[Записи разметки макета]

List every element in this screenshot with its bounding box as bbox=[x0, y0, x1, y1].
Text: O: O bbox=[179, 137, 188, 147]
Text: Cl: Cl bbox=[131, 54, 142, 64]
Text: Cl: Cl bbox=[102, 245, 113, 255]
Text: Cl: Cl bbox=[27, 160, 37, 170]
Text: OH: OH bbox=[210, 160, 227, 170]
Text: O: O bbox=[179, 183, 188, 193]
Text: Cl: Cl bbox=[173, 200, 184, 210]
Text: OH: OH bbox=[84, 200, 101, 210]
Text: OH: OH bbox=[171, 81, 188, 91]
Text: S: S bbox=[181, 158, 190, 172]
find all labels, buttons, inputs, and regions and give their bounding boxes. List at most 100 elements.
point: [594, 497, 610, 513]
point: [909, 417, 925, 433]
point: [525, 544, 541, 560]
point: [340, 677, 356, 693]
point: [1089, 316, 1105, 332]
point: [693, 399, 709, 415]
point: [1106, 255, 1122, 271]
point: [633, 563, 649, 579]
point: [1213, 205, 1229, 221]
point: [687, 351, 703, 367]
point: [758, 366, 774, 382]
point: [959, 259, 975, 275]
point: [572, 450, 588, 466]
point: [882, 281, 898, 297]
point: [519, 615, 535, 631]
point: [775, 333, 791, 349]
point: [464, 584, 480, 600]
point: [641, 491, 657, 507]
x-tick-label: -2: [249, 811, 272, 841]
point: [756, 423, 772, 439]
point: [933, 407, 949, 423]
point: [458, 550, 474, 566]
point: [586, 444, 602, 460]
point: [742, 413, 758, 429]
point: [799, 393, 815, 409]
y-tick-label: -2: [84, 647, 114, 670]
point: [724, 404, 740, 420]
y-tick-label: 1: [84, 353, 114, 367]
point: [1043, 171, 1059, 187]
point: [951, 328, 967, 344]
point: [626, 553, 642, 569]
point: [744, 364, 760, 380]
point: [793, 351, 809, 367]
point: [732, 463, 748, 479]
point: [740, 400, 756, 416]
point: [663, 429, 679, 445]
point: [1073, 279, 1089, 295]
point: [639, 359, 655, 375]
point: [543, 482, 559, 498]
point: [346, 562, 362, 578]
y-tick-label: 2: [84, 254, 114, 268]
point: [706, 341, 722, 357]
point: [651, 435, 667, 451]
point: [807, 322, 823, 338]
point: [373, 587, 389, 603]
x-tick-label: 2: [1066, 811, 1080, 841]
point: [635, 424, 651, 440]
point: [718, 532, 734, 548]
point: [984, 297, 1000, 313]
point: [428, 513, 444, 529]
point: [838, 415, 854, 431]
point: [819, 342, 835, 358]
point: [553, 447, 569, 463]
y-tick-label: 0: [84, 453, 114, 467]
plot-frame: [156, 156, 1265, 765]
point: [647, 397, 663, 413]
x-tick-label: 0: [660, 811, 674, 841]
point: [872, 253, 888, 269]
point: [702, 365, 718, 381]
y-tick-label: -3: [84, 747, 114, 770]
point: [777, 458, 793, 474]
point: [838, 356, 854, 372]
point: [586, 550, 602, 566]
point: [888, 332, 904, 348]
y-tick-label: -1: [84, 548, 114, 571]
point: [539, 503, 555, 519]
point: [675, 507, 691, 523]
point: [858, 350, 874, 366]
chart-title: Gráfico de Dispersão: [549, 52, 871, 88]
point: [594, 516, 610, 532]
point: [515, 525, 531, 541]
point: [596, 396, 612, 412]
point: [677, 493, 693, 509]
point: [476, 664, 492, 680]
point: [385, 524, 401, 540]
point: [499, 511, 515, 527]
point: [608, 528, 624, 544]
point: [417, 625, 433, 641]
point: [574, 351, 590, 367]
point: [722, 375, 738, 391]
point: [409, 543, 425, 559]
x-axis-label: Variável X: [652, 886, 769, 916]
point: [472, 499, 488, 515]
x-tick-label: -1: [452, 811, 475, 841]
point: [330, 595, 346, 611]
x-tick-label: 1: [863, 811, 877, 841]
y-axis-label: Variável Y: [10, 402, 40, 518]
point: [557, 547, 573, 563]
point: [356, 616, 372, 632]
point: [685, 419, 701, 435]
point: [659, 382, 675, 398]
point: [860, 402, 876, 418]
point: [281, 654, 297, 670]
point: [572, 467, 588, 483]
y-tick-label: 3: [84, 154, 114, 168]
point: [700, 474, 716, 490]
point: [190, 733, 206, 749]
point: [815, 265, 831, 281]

**Поставленная задача:** Перепишите, пожалуйста, строки записей от самого начала до строки с "point: [984, 297, 1000, 313]" включительно, заменив "screenshot" на "image" и ничего больше не меняя. Приведите только эти строки.

**Решение задачи:**
List every element in this image with its bounding box as bbox=[x0, y0, x1, y1].
Text: O: O bbox=[179, 137, 188, 147]
Text: Cl: Cl bbox=[131, 54, 142, 64]
Text: Cl: Cl bbox=[102, 245, 113, 255]
Text: Cl: Cl bbox=[27, 160, 37, 170]
Text: OH: OH bbox=[210, 160, 227, 170]
Text: O: O bbox=[179, 183, 188, 193]
Text: Cl: Cl bbox=[173, 200, 184, 210]
Text: OH: OH bbox=[84, 200, 101, 210]
Text: OH: OH bbox=[171, 81, 188, 91]
Text: S: S bbox=[181, 158, 190, 172]
find all labels, buttons, inputs, and regions and give their bounding boxes. List at most 100 elements.
point: [594, 497, 610, 513]
point: [909, 417, 925, 433]
point: [525, 544, 541, 560]
point: [340, 677, 356, 693]
point: [1089, 316, 1105, 332]
point: [693, 399, 709, 415]
point: [1106, 255, 1122, 271]
point: [633, 563, 649, 579]
point: [1213, 205, 1229, 221]
point: [687, 351, 703, 367]
point: [758, 366, 774, 382]
point: [959, 259, 975, 275]
point: [572, 450, 588, 466]
point: [882, 281, 898, 297]
point: [519, 615, 535, 631]
point: [775, 333, 791, 349]
point: [464, 584, 480, 600]
point: [641, 491, 657, 507]
x-tick-label: -2: [249, 811, 272, 841]
point: [756, 423, 772, 439]
point: [933, 407, 949, 423]
point: [458, 550, 474, 566]
point: [586, 444, 602, 460]
point: [742, 413, 758, 429]
point: [799, 393, 815, 409]
y-tick-label: -2: [84, 647, 114, 670]
point: [724, 404, 740, 420]
y-tick-label: 1: [84, 353, 114, 367]
point: [1043, 171, 1059, 187]
point: [951, 328, 967, 344]
point: [626, 553, 642, 569]
point: [744, 364, 760, 380]
point: [793, 351, 809, 367]
point: [732, 463, 748, 479]
point: [740, 400, 756, 416]
point: [663, 429, 679, 445]
point: [1073, 279, 1089, 295]
point: [639, 359, 655, 375]
point: [543, 482, 559, 498]
point: [346, 562, 362, 578]
y-tick-label: 2: [84, 254, 114, 268]
point: [706, 341, 722, 357]
point: [651, 435, 667, 451]
point: [807, 322, 823, 338]
point: [373, 587, 389, 603]
x-tick-label: 2: [1066, 811, 1080, 841]
point: [635, 424, 651, 440]
point: [718, 532, 734, 548]
point: [984, 297, 1000, 313]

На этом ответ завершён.